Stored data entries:
● ● ● ● ● ● ●

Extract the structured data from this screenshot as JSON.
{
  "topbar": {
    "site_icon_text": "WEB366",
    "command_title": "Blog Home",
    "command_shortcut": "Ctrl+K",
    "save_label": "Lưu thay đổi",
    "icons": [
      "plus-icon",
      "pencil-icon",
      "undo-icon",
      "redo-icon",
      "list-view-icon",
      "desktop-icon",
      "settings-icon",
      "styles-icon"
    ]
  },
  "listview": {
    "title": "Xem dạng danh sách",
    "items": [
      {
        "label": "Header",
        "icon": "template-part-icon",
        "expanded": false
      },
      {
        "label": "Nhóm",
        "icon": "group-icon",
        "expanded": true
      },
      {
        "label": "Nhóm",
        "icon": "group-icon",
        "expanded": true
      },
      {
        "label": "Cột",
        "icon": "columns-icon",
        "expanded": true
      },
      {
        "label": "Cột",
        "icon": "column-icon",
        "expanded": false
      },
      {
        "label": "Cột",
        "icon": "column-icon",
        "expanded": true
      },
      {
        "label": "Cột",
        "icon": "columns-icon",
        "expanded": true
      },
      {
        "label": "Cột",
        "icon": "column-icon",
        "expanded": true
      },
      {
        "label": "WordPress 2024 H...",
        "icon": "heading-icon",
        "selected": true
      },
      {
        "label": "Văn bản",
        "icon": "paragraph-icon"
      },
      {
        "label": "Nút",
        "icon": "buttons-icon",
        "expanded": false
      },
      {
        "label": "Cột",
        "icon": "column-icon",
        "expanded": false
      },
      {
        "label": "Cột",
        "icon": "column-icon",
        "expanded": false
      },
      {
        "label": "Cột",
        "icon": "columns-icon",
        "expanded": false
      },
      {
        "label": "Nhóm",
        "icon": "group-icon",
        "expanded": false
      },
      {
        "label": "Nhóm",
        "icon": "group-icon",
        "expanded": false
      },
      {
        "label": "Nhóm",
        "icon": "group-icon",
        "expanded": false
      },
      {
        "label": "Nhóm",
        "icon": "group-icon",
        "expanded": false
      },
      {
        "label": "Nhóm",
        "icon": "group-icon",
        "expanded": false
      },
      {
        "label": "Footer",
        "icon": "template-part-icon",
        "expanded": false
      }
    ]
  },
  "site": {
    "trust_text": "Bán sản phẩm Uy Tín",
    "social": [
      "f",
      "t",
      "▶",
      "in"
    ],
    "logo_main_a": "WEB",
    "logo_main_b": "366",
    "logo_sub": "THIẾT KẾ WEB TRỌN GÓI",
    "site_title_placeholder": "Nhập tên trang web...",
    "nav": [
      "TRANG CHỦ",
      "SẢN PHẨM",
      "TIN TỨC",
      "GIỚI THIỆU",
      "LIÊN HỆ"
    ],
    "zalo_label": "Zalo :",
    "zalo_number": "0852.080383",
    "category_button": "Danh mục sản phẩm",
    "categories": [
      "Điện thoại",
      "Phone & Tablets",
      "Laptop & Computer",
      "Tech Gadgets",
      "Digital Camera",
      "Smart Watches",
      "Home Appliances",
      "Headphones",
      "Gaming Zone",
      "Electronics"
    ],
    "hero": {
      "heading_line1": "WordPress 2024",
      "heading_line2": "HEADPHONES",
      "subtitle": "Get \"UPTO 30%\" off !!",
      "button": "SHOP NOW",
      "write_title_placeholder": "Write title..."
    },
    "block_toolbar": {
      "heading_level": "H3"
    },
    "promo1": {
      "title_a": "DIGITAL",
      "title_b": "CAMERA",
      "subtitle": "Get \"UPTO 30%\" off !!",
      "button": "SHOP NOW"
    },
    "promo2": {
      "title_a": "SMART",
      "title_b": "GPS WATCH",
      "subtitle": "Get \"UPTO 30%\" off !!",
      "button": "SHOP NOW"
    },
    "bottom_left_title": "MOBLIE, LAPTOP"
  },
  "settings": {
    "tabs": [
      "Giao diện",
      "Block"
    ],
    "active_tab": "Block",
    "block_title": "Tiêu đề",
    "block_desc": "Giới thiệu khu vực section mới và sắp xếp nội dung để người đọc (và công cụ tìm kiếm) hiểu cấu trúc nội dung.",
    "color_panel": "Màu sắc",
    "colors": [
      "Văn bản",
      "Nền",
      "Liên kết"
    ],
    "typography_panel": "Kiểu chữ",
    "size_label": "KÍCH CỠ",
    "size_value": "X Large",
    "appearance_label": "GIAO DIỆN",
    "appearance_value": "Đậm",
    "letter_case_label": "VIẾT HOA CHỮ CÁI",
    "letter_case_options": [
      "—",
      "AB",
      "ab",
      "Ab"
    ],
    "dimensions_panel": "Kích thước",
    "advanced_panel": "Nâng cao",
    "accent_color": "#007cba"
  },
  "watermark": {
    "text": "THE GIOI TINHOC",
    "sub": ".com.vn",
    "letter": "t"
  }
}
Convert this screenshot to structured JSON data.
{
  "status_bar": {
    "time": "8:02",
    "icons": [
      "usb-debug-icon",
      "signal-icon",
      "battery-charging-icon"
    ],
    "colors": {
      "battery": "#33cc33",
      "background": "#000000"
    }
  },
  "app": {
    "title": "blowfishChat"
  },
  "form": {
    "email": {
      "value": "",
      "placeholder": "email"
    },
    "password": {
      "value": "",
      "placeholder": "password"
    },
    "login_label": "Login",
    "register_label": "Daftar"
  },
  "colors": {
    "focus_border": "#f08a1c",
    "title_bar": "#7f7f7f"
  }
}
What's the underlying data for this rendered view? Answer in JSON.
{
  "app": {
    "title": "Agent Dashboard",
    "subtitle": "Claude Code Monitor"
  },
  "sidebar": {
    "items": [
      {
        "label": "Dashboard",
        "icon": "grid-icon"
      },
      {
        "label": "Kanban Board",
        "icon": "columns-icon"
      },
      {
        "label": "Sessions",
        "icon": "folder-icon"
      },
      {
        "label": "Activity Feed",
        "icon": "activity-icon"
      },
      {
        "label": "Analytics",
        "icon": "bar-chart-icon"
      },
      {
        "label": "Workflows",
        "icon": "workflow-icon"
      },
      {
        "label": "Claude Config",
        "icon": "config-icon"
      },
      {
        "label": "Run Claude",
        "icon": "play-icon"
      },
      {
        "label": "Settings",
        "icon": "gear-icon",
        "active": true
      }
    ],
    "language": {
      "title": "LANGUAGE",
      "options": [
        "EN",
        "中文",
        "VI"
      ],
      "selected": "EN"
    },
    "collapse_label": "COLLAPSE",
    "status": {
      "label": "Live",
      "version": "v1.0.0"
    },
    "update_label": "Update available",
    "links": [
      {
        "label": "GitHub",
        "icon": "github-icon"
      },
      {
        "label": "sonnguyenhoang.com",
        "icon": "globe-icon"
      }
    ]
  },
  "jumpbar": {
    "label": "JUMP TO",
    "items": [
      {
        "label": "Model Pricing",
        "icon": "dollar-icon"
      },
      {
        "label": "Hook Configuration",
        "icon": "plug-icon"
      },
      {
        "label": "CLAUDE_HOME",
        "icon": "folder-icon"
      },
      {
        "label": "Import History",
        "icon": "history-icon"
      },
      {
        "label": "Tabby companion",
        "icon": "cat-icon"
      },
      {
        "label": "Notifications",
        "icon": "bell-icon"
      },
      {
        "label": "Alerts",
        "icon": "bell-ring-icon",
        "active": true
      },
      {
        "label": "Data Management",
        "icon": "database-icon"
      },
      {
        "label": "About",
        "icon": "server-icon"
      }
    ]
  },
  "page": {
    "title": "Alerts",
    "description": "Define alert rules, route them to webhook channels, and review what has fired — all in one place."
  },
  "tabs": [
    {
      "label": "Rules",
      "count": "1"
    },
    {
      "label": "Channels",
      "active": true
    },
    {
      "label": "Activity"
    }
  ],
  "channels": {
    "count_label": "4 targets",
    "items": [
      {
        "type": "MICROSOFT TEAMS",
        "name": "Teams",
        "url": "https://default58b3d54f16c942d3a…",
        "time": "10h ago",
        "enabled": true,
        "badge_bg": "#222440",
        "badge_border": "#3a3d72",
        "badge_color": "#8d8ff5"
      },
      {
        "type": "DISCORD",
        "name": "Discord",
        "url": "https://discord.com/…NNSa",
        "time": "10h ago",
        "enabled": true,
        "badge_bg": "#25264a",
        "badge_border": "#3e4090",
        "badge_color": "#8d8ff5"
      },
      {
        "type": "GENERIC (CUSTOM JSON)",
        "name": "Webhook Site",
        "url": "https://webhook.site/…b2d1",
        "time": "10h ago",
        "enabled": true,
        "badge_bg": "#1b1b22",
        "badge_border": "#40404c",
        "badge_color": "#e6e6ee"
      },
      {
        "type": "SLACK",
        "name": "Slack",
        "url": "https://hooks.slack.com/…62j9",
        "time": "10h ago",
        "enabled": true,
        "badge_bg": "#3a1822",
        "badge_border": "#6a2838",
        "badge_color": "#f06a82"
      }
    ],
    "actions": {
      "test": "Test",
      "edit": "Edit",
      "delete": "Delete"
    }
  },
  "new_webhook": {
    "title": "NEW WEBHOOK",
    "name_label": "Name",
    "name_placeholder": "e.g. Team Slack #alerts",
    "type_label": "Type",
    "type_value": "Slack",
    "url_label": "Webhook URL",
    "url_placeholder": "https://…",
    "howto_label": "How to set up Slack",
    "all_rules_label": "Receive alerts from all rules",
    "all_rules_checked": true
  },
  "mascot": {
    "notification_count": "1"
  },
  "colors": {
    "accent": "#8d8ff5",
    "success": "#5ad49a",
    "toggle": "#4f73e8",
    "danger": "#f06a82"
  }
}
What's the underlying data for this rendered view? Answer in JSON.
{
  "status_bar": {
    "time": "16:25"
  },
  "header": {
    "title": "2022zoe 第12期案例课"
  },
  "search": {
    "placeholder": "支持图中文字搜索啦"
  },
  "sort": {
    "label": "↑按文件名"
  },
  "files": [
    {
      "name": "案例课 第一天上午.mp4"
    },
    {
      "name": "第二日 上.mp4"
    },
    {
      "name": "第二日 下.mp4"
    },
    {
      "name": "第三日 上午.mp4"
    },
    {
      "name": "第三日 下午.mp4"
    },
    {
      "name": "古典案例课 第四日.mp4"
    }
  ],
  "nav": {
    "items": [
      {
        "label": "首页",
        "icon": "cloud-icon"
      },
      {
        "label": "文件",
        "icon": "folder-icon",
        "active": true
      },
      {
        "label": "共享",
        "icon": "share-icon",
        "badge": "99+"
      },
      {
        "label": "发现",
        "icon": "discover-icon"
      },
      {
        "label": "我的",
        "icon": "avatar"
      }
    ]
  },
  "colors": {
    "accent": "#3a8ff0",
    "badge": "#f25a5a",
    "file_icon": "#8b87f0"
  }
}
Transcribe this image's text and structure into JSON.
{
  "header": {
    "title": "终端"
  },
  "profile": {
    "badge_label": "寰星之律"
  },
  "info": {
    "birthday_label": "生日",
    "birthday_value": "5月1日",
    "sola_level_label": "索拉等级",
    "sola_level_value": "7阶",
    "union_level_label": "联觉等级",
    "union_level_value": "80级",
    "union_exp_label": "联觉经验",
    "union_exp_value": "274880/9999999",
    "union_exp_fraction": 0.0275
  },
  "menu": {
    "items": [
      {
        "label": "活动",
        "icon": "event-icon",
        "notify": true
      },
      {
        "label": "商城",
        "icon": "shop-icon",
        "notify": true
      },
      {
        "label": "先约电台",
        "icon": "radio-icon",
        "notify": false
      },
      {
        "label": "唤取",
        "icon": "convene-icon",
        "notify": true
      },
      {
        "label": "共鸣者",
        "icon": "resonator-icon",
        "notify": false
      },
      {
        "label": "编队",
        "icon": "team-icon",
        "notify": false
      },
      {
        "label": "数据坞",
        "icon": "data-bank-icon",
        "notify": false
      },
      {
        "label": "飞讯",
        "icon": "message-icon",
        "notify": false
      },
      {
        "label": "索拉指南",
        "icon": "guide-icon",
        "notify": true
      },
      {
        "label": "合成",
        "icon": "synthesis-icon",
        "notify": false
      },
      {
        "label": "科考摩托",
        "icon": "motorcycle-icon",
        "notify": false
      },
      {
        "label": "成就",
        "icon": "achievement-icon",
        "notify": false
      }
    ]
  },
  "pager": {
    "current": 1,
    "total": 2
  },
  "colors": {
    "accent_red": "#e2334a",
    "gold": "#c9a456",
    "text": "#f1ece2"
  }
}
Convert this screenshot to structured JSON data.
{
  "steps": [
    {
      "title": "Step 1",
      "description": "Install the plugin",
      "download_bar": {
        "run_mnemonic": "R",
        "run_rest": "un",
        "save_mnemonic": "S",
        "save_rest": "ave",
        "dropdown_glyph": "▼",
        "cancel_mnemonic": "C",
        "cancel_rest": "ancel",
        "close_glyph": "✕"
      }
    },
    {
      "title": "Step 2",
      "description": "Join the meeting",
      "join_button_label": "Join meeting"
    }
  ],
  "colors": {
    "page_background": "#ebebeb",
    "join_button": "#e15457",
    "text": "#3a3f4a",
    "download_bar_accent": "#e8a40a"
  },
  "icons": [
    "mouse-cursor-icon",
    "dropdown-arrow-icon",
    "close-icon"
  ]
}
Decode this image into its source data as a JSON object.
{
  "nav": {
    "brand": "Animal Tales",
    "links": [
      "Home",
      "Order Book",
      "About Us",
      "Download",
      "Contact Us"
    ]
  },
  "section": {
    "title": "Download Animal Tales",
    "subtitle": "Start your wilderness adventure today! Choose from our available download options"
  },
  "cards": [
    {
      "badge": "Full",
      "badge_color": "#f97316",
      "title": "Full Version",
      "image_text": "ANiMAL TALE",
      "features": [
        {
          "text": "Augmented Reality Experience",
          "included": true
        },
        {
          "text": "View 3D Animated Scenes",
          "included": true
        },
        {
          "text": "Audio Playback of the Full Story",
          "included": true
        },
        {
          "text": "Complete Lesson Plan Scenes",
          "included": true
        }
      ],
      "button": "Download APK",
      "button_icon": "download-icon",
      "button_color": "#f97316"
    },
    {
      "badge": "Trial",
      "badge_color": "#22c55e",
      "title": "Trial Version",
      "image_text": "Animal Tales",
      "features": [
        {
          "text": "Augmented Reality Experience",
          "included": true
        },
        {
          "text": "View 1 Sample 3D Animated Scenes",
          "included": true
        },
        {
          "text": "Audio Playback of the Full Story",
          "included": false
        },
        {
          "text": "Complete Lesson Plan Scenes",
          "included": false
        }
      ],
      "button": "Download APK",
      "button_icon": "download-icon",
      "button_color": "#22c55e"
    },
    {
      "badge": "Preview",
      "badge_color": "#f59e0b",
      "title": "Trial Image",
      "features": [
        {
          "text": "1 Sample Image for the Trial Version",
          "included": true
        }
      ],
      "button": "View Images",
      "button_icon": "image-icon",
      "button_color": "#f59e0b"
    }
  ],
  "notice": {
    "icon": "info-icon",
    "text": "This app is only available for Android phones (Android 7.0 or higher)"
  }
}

● ● ● ● ● ● ●

INSTRUCTION
Filter the records, keeping only lines that contain "meeting", and show those lines.

THE OUTPUT
      "description": "Join the meeting",
      "join_button_label": "Join meeting"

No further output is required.